* **Written task**
Show all lines that include the string "color"; copy each one.

* **Data entries**
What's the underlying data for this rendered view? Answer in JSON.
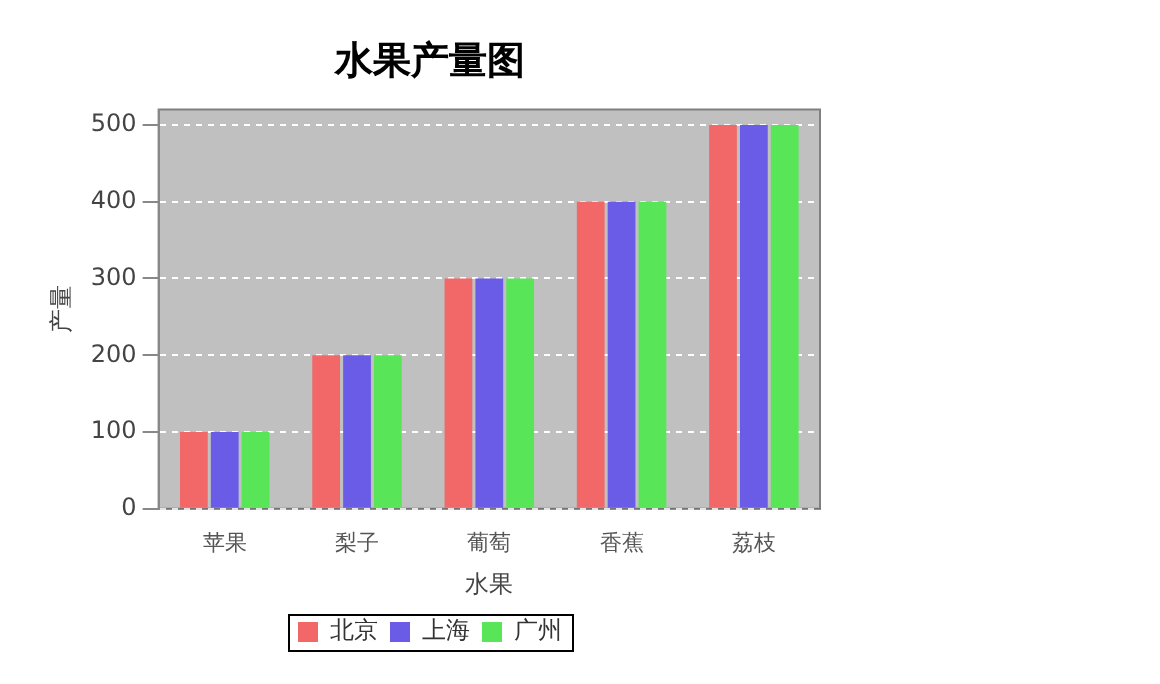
{
  "chart_data": {
    "type": "bar",
    "title": "水果产量图",
    "xlabel": "水果",
    "ylabel": "产量",
    "categories": [
      "苹果",
      "梨子",
      "葡萄",
      "香蕉",
      "荔枝"
    ],
    "series": [
      {
        "name": "北京",
        "color": "#f26868",
        "values": [
          100,
          200,
          300,
          400,
          500
        ]
      },
      {
        "name": "上海",
        "color": "#6a5ce6",
        "values": [
          100,
          200,
          300,
          400,
          500
        ]
      },
      {
        "name": "广州",
        "color": "#58e658",
        "values": [
          100,
          200,
          300,
          400,
          500
        ]
      }
    ],
    "ylim": [
      0,
      520
    ],
    "yticks": [
      0,
      100,
      200,
      300,
      400,
      500
    ],
    "grid": "y",
    "legend": "bottom"
  }
}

* **Solution**
        "color": "#f26868",
        "color": "#6a5ce6",
        "color": "#58e658",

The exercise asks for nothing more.